DIRECTION: Work out how many lines hold the string "оборудования". The answer is a single number, nothing more.
================
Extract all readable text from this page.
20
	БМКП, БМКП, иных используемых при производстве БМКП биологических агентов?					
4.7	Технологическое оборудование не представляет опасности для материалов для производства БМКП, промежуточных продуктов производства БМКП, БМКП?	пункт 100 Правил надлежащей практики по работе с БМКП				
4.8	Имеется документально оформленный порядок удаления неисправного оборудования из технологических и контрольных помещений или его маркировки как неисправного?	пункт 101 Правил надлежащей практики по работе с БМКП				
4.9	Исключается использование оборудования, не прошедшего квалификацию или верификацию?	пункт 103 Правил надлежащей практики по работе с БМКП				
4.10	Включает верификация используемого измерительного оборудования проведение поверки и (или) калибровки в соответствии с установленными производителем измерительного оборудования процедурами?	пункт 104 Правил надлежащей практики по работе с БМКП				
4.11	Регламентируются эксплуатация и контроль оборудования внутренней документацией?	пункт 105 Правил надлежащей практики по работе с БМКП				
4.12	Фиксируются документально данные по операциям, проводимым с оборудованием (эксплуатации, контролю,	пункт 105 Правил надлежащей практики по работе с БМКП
================
RESULT OF THE TASK: 4